*Written exercise:* Reproduce the records below exactly as they appear.
================================
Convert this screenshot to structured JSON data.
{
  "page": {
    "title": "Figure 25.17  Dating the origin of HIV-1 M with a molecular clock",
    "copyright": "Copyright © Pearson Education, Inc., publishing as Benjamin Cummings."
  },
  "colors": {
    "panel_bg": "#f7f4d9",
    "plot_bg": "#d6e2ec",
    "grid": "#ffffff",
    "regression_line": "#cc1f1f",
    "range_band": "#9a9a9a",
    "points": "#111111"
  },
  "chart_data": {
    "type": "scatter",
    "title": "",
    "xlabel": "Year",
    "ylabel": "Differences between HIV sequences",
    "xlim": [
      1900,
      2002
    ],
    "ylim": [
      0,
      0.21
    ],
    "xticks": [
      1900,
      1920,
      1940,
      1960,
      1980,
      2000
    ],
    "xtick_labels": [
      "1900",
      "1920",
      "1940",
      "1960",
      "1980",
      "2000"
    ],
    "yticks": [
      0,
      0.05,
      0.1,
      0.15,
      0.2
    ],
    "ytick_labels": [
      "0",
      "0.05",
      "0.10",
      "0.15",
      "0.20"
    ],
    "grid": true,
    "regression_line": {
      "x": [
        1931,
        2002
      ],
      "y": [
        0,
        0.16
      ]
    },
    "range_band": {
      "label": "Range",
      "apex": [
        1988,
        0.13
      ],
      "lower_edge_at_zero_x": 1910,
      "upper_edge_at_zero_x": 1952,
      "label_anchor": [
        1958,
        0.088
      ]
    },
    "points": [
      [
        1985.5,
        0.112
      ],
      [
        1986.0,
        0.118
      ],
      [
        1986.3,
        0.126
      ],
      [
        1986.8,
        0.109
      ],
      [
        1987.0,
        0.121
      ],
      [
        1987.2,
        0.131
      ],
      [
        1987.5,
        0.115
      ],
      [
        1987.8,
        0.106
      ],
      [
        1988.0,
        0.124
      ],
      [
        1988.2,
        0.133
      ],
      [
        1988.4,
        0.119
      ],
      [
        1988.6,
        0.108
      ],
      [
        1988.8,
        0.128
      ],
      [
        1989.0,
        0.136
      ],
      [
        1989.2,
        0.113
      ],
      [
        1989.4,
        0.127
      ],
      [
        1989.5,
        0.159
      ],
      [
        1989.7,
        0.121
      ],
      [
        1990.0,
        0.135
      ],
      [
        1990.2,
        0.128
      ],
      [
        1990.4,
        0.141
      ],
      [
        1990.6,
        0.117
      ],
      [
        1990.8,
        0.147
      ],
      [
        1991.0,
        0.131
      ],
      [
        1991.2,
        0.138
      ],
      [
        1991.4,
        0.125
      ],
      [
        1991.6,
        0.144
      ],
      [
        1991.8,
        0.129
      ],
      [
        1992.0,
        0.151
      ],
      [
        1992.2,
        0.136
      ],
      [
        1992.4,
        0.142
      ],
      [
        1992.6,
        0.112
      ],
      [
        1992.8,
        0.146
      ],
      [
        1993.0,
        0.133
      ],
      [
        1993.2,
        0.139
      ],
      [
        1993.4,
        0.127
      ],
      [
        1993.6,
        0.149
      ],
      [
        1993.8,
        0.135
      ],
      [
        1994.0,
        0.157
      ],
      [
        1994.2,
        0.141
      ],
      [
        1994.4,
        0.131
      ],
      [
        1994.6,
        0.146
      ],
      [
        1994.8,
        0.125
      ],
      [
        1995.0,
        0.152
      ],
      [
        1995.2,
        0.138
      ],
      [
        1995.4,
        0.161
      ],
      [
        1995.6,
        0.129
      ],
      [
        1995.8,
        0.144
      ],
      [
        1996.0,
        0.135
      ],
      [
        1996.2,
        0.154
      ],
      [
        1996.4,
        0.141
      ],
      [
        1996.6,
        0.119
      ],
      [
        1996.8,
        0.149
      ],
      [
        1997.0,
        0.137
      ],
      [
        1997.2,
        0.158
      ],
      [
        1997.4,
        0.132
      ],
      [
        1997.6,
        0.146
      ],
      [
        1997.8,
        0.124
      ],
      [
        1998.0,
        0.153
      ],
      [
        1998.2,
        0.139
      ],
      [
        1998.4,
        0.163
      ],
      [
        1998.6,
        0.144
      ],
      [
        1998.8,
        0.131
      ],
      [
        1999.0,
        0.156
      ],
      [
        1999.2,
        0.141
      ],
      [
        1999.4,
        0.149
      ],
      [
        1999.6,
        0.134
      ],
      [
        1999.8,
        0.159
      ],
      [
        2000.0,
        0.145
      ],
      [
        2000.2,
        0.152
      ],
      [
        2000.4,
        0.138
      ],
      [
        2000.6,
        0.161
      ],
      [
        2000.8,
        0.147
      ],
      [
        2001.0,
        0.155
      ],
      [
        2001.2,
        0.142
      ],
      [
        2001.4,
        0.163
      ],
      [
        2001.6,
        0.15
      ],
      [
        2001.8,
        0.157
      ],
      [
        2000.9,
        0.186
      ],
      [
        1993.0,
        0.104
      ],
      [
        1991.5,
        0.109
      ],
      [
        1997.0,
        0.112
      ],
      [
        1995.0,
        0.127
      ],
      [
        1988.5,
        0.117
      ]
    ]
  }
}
================================
*The result:*
Convert this screenshot to structured JSON data.
{
  "page": {
    "title": "Figure 25.17  Dating the origin of HIV-1 M with a molecular clock",
    "copyright": "Copyright © Pearson Education, Inc., publishing as Benjamin Cummings."
  },
  "colors": {
    "panel_bg": "#f7f4d9",
    "plot_bg": "#d6e2ec",
    "grid": "#ffffff",
    "regression_line": "#cc1f1f",
    "range_band": "#9a9a9a",
    "points": "#111111"
  },
  "chart_data": {
    "type": "scatter",
    "title": "",
    "xlabel": "Year",
    "ylabel": "Differences between HIV sequences",
    "xlim": [
      1900,
      2002
    ],
    "ylim": [
      0,
      0.21
    ],
    "xticks": [
      1900,
      1920,
      1940,
      1960,
      1980,
      2000
    ],
    "xtick_labels": [
      "1900",
      "1920",
      "1940",
      "1960",
      "1980",
      "2000"
    ],
    "yticks": [
      0,
      0.05,
      0.1,
      0.15,
      0.2
    ],
    "ytick_labels": [
      "0",
      "0.05",
      "0.10",
      "0.15",
      "0.20"
    ],
    "grid": true,
    "regression_line": {
      "x": [
        1931,
        2002
      ],
      "y": [
        0,
        0.16
      ]
    },
    "range_band": {
      "label": "Range",
      "apex": [
        1988,
        0.13
      ],
      "lower_edge_at_zero_x": 1910,
      "upper_edge_at_zero_x": 1952,
      "label_anchor": [
        1958,
        0.088
      ]
    },
    "points": [
      [
        1985.5,
        0.112
      ],
      [
        1986.0,
        0.118
      ],
      [
        1986.3,
        0.126
      ],
      [
        1986.8,
        0.109
      ],
      [
        1987.0,
        0.121
      ],
      [
        1987.2,
        0.131
      ],
      [
        1987.5,
        0.115
      ],
      [
        1987.8,
        0.106
      ],
      [
        1988.0,
        0.124
      ],
      [
        1988.2,
        0.133
      ],
      [
        1988.4,
        0.119
      ],
      [
        1988.6,
        0.108
      ],
      [
        1988.8,
        0.128
      ],
      [
        1989.0,
        0.136
      ],
      [
        1989.2,
        0.113
      ],
      [
        1989.4,
        0.127
      ],
      [
        1989.5,
        0.159
      ],
      [
        1989.7,
        0.121
      ],
      [
        1990.0,
        0.135
      ],
      [
        1990.2,
        0.128
      ],
      [
        1990.4,
        0.141
      ],
      [
        1990.6,
        0.117
      ],
      [
        1990.8,
        0.147
      ],
      [
        1991.0,
        0.131
      ],
      [
        1991.2,
        0.138
      ],
      [
        1991.4,
        0.125
      ],
      [
        1991.6,
        0.144
      ],
      [
        1991.8,
        0.129
      ],
      [
        1992.0,
        0.151
      ],
      [
        1992.2,
        0.136
      ],
      [
        1992.4,
        0.142
      ],
      [
        1992.6,
        0.112
      ],
      [
        1992.8,
        0.146
      ],
      [
        1993.0,
        0.133
      ],
      [
        1993.2,
        0.139
      ],
      [
        1993.4,
        0.127
      ],
      [
        1993.6,
        0.149
      ],
      [
        1993.8,
        0.135
      ],
      [
        1994.0,
        0.157
      ],
      [
        1994.2,
        0.141
      ],
      [
        1994.4,
        0.131
      ],
      [
        1994.6,
        0.146
      ],
      [
        1994.8,
        0.125
      ],
      [
        1995.0,
        0.152
      ],
      [
        1995.2,
        0.138
      ],
      [
        1995.4,
        0.161
      ],
      [
        1995.6,
        0.129
      ],
      [
        1995.8,
        0.144
      ],
      [
        1996.0,
        0.135
      ],
      [
        1996.2,
        0.154
      ],
      [
        1996.4,
        0.141
      ],
      [
        1996.6,
        0.119
      ],
      [
        1996.8,
        0.149
      ],
      [
        1997.0,
        0.137
      ],
      [
        1997.2,
        0.158
      ],
      [
        1997.4,
        0.132
      ],
      [
        1997.6,
        0.146
      ],
      [
        1997.8,
        0.124
      ],
      [
        1998.0,
        0.153
      ],
      [
        1998.2,
        0.139
      ],
      [
        1998.4,
        0.163
      ],
      [
        1998.6,
        0.144
      ],
      [
        1998.8,
        0.131
      ],
      [
        1999.0,
        0.156
      ],
      [
        1999.2,
        0.141
      ],
      [
        1999.4,
        0.149
      ],
      [
        1999.6,
        0.134
      ],
      [
        1999.8,
        0.159
      ],
      [
        2000.0,
        0.145
      ],
      [
        2000.2,
        0.152
      ],
      [
        2000.4,
        0.138
      ],
      [
        2000.6,
        0.161
      ],
      [
        2000.8,
        0.147
      ],
      [
        2001.0,
        0.155
      ],
      [
        2001.2,
        0.142
      ],
      [
        2001.4,
        0.163
      ],
      [
        2001.6,
        0.15
      ],
      [
        2001.8,
        0.157
      ],
      [
        2000.9,
        0.186
      ],
      [
        1993.0,
        0.104
      ],
      [
        1991.5,
        0.109
      ],
      [
        1997.0,
        0.112
      ],
      [
        1995.0,
        0.127
      ],
      [
        1988.5,
        0.117
      ]
    ]
  }
}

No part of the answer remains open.